(Extracted data entries)

+-------+

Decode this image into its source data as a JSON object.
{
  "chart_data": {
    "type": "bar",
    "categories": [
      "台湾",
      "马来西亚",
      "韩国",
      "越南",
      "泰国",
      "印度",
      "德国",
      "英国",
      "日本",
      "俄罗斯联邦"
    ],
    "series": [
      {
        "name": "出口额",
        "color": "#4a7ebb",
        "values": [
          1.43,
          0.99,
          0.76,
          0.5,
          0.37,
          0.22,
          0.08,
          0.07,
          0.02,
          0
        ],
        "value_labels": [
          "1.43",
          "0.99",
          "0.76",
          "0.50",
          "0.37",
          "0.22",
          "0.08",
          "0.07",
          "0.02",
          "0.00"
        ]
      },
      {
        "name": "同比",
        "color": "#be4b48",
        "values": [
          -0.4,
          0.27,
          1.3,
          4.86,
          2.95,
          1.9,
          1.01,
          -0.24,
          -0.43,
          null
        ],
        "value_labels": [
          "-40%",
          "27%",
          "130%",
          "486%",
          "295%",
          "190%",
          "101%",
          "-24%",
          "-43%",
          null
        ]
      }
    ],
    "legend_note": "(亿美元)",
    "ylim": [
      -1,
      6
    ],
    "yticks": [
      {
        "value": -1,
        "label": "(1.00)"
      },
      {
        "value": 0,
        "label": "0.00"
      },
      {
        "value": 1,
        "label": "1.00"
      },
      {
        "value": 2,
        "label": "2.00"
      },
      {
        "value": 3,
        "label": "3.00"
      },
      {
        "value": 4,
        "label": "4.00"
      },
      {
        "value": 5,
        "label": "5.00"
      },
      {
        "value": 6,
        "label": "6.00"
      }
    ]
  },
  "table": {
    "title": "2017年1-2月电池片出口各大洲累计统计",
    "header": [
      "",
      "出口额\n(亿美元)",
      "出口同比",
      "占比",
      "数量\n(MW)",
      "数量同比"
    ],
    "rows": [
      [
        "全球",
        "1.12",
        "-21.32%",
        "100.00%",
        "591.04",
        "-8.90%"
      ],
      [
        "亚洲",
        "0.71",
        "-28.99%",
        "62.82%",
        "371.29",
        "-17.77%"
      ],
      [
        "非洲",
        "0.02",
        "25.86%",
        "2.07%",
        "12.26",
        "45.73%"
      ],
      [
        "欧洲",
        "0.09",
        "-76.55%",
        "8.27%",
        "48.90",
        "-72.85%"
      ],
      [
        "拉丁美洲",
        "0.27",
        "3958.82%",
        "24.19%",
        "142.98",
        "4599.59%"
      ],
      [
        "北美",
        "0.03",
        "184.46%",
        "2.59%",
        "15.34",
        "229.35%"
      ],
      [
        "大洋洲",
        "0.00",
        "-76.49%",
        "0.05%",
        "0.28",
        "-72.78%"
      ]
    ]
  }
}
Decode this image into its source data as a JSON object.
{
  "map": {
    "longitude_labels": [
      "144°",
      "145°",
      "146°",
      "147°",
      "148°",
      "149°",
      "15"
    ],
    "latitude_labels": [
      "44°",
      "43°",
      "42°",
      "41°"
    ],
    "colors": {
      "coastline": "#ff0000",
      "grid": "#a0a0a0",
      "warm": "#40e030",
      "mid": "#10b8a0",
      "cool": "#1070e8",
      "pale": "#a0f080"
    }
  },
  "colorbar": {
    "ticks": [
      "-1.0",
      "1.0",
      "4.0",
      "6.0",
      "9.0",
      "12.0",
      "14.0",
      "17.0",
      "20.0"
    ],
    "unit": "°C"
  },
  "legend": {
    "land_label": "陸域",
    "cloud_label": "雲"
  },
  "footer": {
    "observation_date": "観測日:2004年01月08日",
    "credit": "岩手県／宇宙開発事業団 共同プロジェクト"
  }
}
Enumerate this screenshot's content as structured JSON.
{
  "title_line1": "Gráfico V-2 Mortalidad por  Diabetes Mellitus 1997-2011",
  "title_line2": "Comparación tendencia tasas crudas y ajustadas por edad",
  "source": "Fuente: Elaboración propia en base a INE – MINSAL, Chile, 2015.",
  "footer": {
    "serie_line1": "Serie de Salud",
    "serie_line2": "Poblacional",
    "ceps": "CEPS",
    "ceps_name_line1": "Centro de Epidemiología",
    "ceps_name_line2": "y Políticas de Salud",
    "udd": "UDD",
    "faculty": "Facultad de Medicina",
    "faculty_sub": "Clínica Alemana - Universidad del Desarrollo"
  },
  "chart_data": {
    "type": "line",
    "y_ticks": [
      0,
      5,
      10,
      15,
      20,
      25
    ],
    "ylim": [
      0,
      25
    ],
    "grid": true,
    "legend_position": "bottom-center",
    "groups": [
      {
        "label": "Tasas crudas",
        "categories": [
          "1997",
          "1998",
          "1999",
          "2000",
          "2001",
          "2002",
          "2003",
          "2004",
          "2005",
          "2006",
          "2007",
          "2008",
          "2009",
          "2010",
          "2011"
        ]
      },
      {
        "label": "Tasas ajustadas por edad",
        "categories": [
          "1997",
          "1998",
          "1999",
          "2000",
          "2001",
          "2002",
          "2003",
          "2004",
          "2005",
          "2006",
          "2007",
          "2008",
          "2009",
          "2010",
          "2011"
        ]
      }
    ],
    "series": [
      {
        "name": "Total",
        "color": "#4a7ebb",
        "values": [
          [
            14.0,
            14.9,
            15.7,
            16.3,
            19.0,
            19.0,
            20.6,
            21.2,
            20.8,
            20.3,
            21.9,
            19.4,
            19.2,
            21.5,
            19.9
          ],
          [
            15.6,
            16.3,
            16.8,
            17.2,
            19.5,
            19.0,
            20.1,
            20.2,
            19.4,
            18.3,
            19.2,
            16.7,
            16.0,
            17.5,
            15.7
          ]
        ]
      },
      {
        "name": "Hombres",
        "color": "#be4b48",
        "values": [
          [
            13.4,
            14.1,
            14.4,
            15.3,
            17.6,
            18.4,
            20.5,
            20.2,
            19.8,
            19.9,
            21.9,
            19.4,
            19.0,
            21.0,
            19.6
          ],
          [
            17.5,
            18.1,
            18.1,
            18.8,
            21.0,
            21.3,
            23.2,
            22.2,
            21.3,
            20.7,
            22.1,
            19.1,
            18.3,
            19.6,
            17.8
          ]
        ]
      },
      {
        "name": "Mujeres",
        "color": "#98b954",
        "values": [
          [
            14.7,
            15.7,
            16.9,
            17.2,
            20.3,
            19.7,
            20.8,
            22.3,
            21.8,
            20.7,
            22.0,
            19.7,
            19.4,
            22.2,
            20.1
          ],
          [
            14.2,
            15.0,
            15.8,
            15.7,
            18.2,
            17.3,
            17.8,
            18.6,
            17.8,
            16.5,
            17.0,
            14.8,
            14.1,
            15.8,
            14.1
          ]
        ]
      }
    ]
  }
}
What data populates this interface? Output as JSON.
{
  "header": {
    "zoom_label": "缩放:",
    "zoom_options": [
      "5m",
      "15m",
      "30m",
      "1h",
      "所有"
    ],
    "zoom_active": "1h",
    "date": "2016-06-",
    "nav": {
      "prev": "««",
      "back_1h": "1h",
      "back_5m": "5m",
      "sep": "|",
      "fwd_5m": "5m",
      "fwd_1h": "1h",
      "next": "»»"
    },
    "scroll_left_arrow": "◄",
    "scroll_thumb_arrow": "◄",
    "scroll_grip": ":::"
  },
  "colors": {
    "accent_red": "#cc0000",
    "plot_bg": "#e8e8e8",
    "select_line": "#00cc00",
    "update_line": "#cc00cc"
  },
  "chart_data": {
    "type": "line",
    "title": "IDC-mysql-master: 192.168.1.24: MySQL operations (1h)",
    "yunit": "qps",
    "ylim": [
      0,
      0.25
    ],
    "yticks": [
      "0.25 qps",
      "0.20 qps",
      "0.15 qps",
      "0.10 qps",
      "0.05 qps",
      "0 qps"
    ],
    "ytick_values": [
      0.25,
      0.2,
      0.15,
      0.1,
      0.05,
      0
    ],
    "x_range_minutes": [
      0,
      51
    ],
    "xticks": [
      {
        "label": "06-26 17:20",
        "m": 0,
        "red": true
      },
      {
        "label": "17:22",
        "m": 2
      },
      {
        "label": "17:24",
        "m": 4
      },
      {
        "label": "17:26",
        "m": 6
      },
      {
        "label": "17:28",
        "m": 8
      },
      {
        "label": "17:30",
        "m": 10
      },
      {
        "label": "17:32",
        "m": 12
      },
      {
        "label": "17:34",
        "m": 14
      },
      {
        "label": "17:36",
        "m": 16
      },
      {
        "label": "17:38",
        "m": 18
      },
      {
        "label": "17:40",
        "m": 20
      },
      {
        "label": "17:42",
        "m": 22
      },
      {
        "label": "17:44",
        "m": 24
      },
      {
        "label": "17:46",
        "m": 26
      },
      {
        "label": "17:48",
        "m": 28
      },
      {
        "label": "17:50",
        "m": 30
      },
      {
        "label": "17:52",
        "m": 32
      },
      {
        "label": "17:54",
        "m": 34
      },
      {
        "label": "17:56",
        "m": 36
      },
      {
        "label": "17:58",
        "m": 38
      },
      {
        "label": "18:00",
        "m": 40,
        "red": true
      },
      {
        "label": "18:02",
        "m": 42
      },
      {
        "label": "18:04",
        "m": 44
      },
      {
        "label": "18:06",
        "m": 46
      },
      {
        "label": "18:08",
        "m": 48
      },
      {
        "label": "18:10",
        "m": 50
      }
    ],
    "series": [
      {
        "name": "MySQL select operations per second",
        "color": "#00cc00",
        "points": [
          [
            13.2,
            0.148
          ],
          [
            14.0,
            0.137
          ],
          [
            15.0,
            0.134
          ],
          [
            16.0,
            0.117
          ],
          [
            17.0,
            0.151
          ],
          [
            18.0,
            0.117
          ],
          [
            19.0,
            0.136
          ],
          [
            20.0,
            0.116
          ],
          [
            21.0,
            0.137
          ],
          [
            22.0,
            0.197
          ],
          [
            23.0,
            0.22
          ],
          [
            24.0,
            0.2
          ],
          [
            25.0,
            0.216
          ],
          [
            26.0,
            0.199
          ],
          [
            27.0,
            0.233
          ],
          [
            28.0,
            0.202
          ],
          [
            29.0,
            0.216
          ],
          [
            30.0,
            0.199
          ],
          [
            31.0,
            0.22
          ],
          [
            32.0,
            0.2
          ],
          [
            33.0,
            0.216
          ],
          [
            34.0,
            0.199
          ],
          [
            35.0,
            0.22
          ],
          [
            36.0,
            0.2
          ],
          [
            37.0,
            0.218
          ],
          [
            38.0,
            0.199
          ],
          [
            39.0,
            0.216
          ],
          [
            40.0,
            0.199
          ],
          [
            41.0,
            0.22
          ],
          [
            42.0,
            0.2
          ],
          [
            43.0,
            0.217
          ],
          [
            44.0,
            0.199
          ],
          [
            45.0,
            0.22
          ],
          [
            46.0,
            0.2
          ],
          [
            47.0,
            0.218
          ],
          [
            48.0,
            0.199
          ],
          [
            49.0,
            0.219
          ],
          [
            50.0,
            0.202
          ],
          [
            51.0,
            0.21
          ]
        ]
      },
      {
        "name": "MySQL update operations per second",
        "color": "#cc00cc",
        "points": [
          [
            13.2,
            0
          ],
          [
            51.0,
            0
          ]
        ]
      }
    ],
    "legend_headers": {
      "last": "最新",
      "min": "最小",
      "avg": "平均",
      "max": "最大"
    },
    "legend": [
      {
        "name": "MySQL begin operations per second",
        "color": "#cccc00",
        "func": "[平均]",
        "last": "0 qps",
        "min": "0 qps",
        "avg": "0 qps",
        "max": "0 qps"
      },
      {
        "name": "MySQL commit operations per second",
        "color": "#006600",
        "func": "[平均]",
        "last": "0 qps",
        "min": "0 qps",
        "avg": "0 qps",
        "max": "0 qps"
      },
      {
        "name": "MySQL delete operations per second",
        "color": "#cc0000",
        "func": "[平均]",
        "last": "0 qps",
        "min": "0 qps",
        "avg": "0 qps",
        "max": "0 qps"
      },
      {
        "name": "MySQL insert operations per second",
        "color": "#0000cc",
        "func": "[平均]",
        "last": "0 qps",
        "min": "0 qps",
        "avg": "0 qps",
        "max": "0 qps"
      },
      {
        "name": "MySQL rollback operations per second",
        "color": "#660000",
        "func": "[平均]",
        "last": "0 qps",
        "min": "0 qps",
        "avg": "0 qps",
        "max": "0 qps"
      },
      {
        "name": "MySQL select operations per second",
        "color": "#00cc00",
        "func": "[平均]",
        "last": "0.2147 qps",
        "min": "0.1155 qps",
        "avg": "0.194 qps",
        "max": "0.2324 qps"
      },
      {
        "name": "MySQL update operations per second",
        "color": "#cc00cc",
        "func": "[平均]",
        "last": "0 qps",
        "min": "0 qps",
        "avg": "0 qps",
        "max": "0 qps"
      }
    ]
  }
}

+-------+

Short problem
Which lines in the data above contain "operations"? Show each one.

The result
    "title": "IDC-mysql-master: 192.168.1.24: MySQL operations (1h)",
        "name": "MySQL select operations per second",
        "name": "MySQL update operations per second",
        "name": "MySQL begin operations per second",
        "name": "MySQL commit operations per second",
        "name": "MySQL delete operations per second",
        "name": "MySQL insert operations per second",
        "name": "MySQL rollback operations per second",
        "name": "MySQL select operations per second",
        "name": "MySQL update operations per second",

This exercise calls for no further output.